▶ Work to be completed
Report the number of lines where the string "title" occurs, and write nothing else.

==========

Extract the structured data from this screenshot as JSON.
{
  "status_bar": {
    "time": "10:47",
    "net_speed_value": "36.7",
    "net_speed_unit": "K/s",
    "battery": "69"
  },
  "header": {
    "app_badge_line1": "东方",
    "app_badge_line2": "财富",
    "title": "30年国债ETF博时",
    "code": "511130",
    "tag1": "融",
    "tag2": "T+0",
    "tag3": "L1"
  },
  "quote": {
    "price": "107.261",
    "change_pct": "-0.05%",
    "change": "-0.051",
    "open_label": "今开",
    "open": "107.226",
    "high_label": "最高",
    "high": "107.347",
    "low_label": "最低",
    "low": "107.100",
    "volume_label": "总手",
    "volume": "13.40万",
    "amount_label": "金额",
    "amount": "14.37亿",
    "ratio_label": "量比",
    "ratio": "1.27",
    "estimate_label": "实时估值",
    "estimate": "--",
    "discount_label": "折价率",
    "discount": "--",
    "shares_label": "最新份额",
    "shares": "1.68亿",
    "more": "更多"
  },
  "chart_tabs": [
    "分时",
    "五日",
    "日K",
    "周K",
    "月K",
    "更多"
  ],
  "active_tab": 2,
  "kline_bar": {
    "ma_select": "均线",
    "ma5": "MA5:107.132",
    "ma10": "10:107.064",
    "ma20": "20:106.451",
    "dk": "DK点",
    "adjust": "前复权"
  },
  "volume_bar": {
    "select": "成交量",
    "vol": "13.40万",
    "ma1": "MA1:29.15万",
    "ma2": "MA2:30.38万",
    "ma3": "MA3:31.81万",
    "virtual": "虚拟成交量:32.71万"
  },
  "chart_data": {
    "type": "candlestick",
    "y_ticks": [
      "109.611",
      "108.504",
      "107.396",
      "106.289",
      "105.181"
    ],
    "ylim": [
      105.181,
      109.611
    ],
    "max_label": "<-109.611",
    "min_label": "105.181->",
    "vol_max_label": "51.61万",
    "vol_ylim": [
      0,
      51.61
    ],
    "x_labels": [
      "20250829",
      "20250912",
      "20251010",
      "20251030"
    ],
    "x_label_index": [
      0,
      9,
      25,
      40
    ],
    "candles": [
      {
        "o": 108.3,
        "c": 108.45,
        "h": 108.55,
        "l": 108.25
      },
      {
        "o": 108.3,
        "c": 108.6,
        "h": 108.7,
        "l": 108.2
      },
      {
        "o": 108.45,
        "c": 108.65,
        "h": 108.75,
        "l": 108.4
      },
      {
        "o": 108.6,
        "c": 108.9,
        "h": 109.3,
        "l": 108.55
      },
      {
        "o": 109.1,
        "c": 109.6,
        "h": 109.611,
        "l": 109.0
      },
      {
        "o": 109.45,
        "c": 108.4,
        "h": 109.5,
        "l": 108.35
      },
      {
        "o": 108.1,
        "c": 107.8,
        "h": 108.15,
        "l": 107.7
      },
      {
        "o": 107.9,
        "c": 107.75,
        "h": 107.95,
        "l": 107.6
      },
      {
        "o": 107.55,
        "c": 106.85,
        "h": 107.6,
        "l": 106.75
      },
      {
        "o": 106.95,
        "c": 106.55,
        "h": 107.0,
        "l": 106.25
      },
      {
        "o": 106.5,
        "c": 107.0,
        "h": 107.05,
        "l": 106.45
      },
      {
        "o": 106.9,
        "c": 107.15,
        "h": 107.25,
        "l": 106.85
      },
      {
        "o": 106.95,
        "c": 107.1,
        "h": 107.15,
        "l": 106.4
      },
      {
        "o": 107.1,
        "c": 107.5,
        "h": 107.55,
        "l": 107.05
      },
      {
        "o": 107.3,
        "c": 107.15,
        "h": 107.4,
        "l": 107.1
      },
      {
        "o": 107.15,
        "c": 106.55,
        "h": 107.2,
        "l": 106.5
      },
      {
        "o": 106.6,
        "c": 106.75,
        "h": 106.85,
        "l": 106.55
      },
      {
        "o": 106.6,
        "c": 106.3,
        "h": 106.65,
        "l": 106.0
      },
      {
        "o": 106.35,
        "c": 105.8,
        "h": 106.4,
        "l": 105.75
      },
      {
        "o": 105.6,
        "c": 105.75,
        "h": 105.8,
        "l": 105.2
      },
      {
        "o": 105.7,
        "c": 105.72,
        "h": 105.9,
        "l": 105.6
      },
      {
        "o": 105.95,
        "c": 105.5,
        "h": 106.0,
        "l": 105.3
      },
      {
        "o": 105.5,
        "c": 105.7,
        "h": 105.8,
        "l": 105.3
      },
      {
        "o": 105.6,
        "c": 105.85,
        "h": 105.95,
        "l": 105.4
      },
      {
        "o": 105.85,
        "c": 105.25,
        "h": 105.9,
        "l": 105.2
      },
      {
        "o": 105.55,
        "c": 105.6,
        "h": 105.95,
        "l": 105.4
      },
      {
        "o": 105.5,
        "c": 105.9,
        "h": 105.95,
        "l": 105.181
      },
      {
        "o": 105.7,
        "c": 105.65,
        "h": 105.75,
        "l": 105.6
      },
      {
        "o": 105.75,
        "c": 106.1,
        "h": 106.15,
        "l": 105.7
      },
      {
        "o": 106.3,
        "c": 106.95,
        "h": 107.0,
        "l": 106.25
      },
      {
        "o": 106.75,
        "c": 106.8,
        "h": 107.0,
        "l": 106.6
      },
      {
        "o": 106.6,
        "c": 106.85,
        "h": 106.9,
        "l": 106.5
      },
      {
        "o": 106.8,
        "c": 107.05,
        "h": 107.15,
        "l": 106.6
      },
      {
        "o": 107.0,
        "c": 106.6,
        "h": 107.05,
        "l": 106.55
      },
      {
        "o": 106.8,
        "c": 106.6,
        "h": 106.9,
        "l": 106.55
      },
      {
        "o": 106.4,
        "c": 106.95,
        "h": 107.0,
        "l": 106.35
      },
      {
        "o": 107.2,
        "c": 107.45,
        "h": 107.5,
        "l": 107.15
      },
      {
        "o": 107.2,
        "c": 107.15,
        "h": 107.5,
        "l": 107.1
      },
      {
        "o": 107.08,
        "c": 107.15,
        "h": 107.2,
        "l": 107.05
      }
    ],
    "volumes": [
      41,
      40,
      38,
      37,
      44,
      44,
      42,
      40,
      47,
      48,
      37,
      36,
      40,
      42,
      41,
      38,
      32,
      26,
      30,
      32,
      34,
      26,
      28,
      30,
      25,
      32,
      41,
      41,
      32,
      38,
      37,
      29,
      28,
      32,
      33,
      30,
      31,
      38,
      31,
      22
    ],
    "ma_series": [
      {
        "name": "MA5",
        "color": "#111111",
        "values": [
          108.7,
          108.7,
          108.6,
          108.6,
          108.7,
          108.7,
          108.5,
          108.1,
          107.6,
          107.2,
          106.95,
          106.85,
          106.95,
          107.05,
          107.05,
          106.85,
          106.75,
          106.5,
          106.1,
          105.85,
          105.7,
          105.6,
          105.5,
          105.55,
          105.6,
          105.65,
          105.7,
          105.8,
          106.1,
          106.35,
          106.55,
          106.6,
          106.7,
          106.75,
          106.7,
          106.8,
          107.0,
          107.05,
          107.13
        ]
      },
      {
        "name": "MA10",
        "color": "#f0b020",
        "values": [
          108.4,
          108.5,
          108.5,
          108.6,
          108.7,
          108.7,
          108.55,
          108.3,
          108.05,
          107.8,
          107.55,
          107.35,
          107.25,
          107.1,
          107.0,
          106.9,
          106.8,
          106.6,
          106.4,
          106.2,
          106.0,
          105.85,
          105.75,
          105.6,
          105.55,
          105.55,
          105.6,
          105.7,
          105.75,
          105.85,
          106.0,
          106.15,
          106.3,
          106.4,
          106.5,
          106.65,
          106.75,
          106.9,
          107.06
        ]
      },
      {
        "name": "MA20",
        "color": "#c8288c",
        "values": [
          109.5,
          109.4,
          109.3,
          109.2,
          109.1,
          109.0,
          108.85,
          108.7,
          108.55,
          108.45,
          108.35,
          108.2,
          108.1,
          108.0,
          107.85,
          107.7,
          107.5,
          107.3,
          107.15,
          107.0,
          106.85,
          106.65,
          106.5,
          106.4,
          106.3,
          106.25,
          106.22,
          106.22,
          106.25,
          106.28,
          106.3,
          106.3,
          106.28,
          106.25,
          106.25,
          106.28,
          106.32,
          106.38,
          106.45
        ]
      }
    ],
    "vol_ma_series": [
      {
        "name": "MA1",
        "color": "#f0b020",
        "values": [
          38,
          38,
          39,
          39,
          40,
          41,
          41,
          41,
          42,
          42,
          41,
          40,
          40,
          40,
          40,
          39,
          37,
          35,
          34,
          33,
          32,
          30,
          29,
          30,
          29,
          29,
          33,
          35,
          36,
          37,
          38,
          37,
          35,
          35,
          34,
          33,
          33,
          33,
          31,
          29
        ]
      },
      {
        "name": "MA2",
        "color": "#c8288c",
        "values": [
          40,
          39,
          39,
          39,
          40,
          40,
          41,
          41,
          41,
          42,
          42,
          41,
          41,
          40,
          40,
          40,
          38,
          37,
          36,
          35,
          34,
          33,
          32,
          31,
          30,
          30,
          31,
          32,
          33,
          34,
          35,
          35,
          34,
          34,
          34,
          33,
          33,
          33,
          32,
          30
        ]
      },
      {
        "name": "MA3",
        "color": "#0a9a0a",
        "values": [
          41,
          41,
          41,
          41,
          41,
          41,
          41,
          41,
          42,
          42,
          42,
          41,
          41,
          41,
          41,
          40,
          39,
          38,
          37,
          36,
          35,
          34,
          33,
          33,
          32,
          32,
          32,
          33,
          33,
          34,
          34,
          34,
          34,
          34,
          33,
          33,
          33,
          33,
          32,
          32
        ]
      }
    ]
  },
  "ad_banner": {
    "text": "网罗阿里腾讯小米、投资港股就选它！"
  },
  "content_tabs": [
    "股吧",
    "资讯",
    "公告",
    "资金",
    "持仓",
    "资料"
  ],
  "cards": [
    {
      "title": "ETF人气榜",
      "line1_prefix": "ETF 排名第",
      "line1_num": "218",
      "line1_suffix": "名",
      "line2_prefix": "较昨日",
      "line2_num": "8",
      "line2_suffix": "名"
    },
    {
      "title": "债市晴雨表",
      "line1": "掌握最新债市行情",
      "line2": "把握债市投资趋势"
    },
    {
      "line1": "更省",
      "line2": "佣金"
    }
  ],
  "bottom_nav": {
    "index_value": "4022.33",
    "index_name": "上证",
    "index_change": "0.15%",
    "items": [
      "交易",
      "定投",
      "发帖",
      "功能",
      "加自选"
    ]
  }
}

==========

▶ Output below
3